What you have to do: Pick out all lines of the entries that include the word "本讲提到" and copy them.

Dataset rows:
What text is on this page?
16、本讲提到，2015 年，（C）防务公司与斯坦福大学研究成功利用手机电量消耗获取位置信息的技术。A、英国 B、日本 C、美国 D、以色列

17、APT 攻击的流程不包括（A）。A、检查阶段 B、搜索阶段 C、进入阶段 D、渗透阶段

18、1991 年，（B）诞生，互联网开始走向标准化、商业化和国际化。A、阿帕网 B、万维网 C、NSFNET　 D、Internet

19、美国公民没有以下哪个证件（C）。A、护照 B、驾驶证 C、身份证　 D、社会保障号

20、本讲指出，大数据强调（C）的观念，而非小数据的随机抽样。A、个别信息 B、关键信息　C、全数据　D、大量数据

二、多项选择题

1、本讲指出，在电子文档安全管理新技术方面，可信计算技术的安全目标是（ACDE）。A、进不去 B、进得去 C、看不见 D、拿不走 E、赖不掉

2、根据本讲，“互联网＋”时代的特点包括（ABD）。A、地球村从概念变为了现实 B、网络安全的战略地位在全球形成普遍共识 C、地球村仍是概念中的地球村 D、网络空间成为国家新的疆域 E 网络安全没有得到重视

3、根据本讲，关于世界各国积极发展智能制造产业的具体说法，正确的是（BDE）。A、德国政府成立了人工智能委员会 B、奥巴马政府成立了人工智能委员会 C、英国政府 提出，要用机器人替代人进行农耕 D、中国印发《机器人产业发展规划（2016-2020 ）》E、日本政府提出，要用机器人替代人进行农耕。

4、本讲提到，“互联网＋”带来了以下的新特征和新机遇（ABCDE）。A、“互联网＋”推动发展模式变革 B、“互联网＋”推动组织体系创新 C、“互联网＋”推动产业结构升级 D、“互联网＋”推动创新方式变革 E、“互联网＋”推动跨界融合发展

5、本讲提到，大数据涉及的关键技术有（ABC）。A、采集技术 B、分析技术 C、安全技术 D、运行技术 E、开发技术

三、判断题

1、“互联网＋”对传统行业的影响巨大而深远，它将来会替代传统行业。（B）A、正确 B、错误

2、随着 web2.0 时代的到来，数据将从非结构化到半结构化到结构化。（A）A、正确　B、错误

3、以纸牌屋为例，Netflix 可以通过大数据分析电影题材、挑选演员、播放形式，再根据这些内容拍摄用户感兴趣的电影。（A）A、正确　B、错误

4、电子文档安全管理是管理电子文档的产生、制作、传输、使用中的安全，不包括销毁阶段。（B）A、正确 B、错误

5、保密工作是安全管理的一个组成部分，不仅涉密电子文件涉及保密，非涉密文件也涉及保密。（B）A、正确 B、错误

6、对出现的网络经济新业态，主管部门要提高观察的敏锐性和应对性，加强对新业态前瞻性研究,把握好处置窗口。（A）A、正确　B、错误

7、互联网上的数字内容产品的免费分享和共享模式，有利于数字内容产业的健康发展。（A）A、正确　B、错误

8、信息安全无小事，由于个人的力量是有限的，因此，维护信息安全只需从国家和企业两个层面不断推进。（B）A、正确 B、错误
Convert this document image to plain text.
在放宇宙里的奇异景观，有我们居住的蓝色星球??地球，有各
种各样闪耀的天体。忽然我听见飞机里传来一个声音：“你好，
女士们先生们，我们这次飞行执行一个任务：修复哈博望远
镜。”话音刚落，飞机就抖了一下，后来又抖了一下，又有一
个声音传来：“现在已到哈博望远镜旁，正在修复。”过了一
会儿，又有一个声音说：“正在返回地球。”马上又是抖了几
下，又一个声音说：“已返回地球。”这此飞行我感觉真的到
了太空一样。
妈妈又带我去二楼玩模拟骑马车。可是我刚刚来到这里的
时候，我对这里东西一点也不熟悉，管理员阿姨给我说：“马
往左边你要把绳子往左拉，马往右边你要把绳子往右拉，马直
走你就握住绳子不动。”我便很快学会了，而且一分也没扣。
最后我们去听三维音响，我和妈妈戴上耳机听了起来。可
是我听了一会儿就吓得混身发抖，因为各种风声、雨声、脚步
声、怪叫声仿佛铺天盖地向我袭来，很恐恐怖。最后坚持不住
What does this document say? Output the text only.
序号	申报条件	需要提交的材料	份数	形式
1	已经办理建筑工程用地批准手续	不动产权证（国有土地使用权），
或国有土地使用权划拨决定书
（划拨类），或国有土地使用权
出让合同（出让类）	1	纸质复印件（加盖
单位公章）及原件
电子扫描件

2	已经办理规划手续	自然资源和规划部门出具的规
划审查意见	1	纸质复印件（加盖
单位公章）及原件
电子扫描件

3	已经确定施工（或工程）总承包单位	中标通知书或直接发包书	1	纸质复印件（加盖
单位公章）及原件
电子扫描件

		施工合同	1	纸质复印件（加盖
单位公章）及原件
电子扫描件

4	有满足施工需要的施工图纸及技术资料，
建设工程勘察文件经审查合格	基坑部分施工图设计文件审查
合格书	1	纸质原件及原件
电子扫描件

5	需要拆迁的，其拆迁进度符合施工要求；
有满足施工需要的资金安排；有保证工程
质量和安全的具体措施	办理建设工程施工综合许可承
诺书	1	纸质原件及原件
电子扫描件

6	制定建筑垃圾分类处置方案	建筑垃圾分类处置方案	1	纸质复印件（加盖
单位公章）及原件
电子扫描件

Task response:
16、本讲提到，2015 年，（C）防务公司与斯坦福大学研究成功利用手机电量消耗获取位置信息的技术。A、英国 B、日本 C、美国 D、以色列
4、本讲提到，“互联网＋”带来了以下的新特征和新机遇（ABCDE）。A、“互联网＋”推动发展模式变革 B、“互联网＋”推动组织体系创新 C、“互联网＋”推动产业结构升级 D、“互联网＋”推动创新方式变革 E、“互联网＋”推动跨界融合发展
5、本讲提到，大数据涉及的关键技术有（ABC）。A、采集技术 B、分析技术 C、安全技术 D、运行技术 E、开发技术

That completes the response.